# Start of Stored rows
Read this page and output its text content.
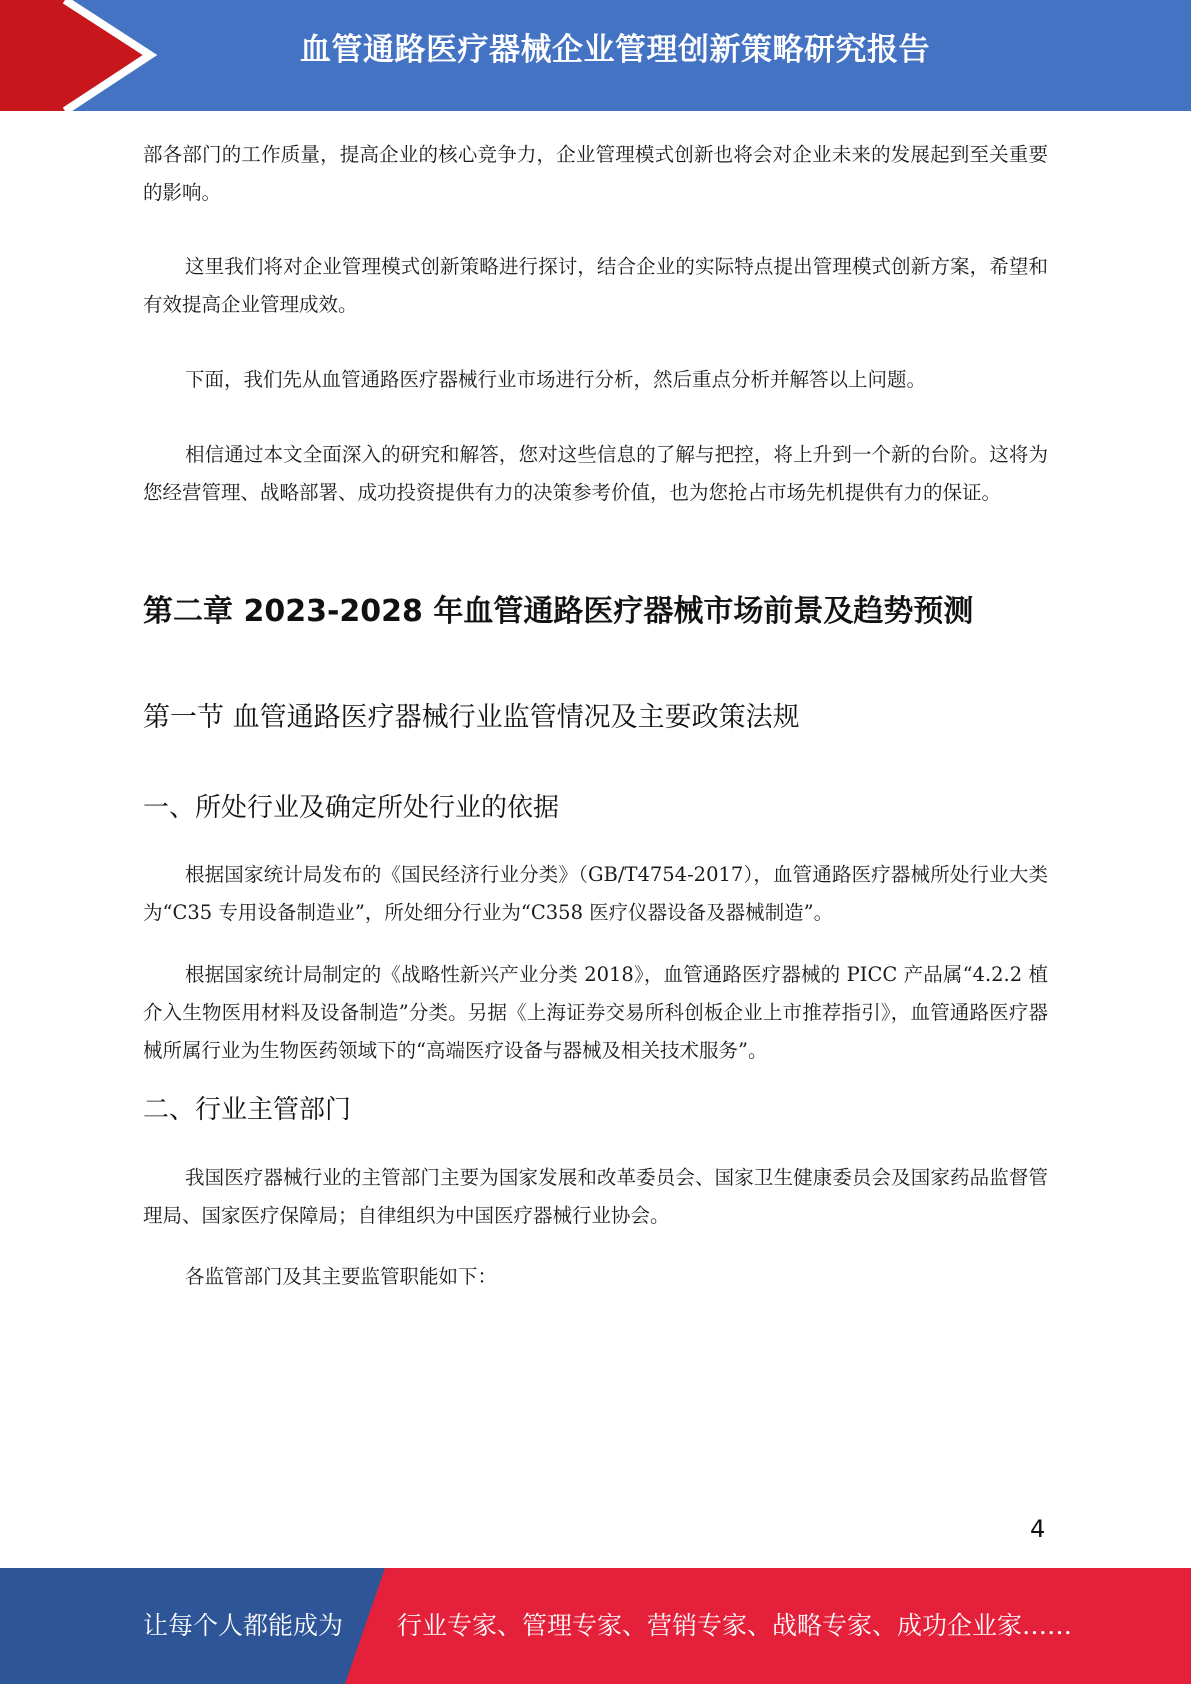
血管通路医疗器械企业管理创新策略研究报告

部各部门的工作质量，提高企业的核心竞争力，企业管理模式创新也将会对企业未来的发展起到至关重要的影响。

这里我们将对企业管理模式创新策略进行探讨，结合企业的实际特点提出管理模式创新方案，希望和有效提高企业管理成效。

下面，我们先从血管通路医疗器械行业市场进行分析，然后重点分析并解答以上问题。

相信通过本文全面深入的研究和解答，您对这些信息的了解与把控，将上升到一个新的台阶。这将为您经营管理、战略部署、成功投资提供有力的决策参考价值，也为您抢占市场先机提供有力的保证。

第二章 2023-2028 年血管通路医疗器械市场前景及趋势预测
第一节 血管通路医疗器械行业监管情况及主要政策法规
一、所处行业及确定所处行业的依据

根据国家统计局发布的《国民经济行业分类》（GB/T4754-2017），血管通路医疗器械所处行业大类为“C35 专用设备制造业”，所处细分行业为“C358 医疗仪器设备及器械制造”。

根据国家统计局制定的《战略性新兴产业分类 2018》，血管通路医疗器械的 PICC 产品属“4.2.2 植介入生物医用材料及设备制造”分类。另据《上海证券交易所科创板企业上市推荐指引》，血管通路医疗器械所属行业为生物医药领域下的“高端医疗设备与器械及相关技术服务”。

二、行业主管部门

我国医疗器械行业的主管部门主要为国家发展和改革委员会、国家卫生健康委员会及国家药品监督管理局、国家医疗保障局；自律组织为中国医疗器械行业协会。

各监管部门及其主要监管职能如下：

4
让每个人都能成为 行业专家、管理专家、营销专家、战略专家、成功企业家……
# End of Stored rows
* **Exercise task**
Restate the whole listing above exactly, please, omitting every image.

* **Expected answer**
Read this page and output its text content.
血管通路医疗器械企业管理创新策略研究报告

部各部门的工作质量，提高企业的核心竞争力，企业管理模式创新也将会对企业未来的发展起到至关重要的影响。

这里我们将对企业管理模式创新策略进行探讨，结合企业的实际特点提出管理模式创新方案，希望和有效提高企业管理成效。

下面，我们先从血管通路医疗器械行业市场进行分析，然后重点分析并解答以上问题。

相信通过本文全面深入的研究和解答，您对这些信息的了解与把控，将上升到一个新的台阶。这将为您经营管理、战略部署、成功投资提供有力的决策参考价值，也为您抢占市场先机提供有力的保证。

第二章 2023-2028 年血管通路医疗器械市场前景及趋势预测
第一节 血管通路医疗器械行业监管情况及主要政策法规
一、所处行业及确定所处行业的依据

根据国家统计局发布的《国民经济行业分类》（GB/T4754-2017），血管通路医疗器械所处行业大类为“C35 专用设备制造业”，所处细分行业为“C358 医疗仪器设备及器械制造”。

根据国家统计局制定的《战略性新兴产业分类 2018》，血管通路医疗器械的 PICC 产品属“4.2.2 植介入生物医用材料及设备制造”分类。另据《上海证券交易所科创板企业上市推荐指引》，血管通路医疗器械所属行业为生物医药领域下的“高端医疗设备与器械及相关技术服务”。

二、行业主管部门

我国医疗器械行业的主管部门主要为国家发展和改革委员会、国家卫生健康委员会及国家药品监督管理局、国家医疗保障局；自律组织为中国医疗器械行业协会。

各监管部门及其主要监管职能如下：

4
让每个人都能成为 行业专家、管理专家、营销专家、战略专家、成功企业家……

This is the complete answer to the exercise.